_EXERCISE AIM_
Pull every line containing "icon" out of the material below.

_DATA SHOWN_
#####
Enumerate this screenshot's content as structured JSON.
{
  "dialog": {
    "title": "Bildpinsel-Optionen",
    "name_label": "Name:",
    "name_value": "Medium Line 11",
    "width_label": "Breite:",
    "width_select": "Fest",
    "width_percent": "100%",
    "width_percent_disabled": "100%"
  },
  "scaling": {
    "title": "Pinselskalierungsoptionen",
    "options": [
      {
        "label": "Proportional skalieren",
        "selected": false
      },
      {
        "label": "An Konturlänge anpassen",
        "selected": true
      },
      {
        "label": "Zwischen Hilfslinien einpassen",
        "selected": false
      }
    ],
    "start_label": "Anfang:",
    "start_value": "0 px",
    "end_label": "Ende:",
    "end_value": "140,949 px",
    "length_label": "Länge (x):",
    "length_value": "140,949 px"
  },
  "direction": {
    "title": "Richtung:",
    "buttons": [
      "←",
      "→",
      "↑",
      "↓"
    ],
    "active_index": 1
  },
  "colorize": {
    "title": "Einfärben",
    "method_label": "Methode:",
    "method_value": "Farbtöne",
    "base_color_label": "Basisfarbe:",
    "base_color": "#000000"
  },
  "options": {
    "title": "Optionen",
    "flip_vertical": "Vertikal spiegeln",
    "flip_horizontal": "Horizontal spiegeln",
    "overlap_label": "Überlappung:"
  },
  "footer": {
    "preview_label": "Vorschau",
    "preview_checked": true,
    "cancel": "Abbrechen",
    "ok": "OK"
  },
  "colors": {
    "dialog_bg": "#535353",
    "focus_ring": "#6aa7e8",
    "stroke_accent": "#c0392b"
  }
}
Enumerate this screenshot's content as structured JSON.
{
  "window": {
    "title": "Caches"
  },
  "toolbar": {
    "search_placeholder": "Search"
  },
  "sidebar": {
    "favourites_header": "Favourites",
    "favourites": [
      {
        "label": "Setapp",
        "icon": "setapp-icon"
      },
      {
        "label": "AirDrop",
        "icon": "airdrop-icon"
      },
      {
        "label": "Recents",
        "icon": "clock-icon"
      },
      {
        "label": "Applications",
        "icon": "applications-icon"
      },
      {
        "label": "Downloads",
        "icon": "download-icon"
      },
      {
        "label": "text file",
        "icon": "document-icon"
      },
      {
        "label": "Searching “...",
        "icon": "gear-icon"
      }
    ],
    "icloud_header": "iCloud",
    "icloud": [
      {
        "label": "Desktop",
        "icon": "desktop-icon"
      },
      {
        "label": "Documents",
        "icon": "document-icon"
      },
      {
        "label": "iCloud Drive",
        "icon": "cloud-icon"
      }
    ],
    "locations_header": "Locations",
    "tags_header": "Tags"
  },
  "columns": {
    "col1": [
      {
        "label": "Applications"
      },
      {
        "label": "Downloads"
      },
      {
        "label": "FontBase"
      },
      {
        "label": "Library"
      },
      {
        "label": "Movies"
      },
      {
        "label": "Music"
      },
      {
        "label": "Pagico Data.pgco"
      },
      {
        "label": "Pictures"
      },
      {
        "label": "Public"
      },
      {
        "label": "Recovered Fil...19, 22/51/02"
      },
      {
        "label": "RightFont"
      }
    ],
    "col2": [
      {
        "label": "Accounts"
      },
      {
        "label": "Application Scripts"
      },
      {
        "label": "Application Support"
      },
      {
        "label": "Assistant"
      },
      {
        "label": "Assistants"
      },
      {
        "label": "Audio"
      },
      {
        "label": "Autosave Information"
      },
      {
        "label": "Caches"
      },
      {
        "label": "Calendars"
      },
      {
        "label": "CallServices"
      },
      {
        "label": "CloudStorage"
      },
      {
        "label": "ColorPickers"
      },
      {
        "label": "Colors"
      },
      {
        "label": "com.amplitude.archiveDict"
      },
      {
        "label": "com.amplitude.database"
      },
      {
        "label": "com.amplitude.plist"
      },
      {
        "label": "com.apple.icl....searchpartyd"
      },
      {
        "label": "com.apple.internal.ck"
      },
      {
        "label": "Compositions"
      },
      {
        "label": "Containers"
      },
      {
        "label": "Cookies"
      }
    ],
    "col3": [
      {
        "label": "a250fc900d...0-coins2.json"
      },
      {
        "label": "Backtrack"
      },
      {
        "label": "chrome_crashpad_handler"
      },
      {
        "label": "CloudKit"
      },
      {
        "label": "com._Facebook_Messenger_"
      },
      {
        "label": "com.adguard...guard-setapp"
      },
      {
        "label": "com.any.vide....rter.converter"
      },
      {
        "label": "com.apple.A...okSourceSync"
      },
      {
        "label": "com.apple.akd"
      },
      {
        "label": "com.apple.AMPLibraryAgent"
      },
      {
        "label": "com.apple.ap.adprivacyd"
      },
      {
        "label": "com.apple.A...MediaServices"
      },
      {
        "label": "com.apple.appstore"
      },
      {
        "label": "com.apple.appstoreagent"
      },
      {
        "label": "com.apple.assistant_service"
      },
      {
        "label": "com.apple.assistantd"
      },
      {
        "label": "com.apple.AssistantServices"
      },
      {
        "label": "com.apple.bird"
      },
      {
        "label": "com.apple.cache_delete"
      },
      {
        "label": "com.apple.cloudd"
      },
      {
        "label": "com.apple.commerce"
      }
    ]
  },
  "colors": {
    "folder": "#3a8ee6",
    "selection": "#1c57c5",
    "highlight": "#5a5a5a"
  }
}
#####
_CORRECT OUTPUT_
        "icon": "setapp-icon"
        "icon": "airdrop-icon"
        "icon": "clock-icon"
        "icon": "applications-icon"
        "icon": "download-icon"
        "icon": "document-icon"
        "icon": "gear-icon"
        "icon": "desktop-icon"
        "icon": "document-icon"
        "icon": "cloud-icon"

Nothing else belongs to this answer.